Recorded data
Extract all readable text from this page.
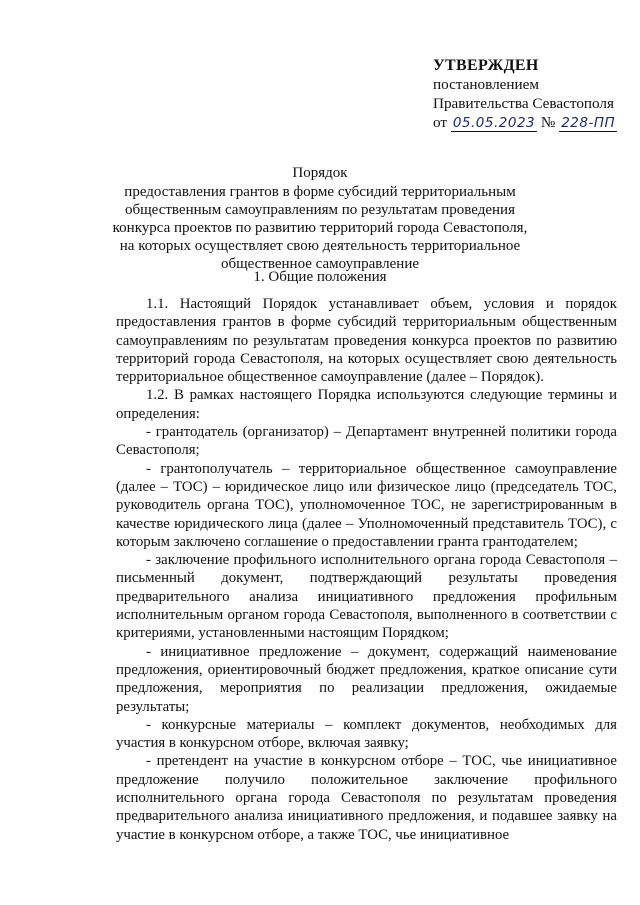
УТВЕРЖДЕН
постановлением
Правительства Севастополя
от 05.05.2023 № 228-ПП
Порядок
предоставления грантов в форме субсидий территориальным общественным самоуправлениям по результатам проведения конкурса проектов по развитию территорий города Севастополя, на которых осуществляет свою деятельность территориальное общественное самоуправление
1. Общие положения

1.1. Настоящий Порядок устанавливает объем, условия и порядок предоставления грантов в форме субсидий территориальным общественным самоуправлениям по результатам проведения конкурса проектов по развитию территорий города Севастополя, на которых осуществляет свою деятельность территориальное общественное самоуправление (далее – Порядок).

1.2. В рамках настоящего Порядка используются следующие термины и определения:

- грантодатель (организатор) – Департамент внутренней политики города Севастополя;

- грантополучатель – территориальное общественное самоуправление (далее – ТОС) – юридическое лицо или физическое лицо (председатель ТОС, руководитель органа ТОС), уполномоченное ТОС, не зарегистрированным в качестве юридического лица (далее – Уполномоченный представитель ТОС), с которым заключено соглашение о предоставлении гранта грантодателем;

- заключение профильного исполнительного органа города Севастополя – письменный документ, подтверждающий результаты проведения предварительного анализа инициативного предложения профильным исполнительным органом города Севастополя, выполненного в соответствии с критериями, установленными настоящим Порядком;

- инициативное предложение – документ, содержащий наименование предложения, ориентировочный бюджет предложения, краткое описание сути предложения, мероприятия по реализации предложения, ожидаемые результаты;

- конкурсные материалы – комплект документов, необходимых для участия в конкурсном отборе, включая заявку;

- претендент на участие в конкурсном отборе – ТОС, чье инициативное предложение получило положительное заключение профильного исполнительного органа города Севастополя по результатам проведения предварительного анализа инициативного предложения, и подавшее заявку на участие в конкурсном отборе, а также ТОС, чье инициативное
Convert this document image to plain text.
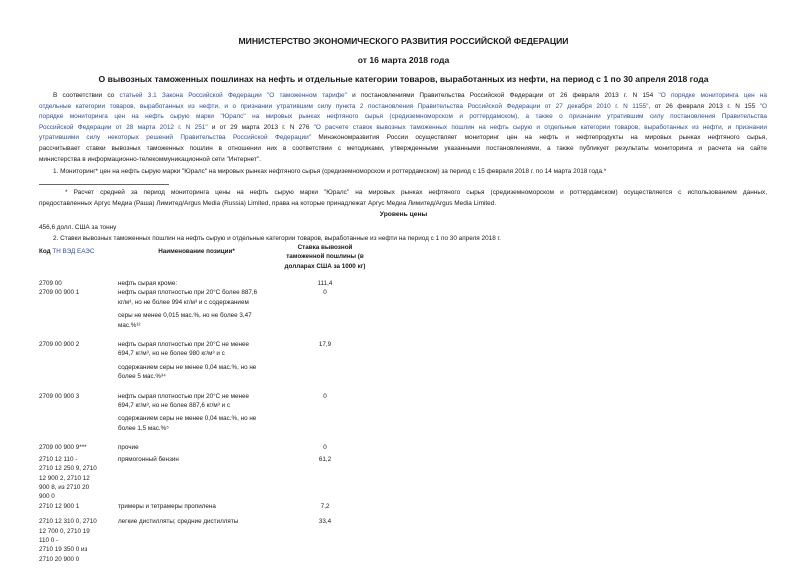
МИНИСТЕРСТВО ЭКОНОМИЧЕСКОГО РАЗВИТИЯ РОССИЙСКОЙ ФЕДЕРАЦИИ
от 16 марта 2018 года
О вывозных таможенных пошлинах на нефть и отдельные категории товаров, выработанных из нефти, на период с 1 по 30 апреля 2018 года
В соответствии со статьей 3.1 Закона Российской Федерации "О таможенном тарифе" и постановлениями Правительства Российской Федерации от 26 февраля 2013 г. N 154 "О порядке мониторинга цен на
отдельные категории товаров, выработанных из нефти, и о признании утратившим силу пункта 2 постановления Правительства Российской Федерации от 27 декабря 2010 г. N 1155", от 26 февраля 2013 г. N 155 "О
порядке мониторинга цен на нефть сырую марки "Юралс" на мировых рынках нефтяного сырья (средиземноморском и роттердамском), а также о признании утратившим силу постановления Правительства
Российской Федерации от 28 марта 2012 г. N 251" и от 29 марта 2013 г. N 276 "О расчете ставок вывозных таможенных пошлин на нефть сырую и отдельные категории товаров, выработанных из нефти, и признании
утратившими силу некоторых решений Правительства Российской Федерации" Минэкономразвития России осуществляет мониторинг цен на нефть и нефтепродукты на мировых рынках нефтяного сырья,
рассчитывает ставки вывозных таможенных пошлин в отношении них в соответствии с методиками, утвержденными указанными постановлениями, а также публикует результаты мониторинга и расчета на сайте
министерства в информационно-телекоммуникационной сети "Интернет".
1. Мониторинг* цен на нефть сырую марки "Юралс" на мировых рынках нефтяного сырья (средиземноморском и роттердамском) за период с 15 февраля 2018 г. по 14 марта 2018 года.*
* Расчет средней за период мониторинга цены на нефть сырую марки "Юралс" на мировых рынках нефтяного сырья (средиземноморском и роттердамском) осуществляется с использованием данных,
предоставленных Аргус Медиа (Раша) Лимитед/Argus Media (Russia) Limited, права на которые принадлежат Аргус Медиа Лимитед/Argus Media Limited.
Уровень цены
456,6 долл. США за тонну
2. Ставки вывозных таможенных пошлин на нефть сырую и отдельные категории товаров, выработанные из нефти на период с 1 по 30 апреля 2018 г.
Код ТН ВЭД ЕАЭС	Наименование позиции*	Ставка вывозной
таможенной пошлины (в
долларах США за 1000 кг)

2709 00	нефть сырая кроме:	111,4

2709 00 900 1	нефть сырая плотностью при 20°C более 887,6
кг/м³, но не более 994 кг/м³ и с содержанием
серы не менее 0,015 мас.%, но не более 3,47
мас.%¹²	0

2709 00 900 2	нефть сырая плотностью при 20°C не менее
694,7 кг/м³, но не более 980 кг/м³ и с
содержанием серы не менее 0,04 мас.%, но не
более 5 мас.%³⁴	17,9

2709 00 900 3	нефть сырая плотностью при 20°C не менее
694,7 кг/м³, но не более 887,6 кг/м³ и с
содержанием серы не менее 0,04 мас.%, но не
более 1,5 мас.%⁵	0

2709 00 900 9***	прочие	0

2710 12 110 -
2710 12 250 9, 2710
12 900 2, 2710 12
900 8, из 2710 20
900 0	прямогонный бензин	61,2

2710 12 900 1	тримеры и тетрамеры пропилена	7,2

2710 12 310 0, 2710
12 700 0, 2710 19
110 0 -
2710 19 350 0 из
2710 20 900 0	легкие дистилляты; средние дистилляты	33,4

**Directive**:
Find the string "марта" in the entries above and return each line that holds it.

**Final answer**:
от 16 марта 2018 года
Российской Федерации от 28 марта 2012 г. N 251" и от 29 марта 2013 г. N 276 "О расчете ставок вывозных таможенных пошлин на нефть сырую и отдельные категории товаров, выработанных из нефти, и признании
1. Мониторинг* цен на нефть сырую марки "Юралс" на мировых рынках нефтяного сырья (средиземноморском и роттердамском) за период с 15 февраля 2018 г. по 14 марта 2018 года.*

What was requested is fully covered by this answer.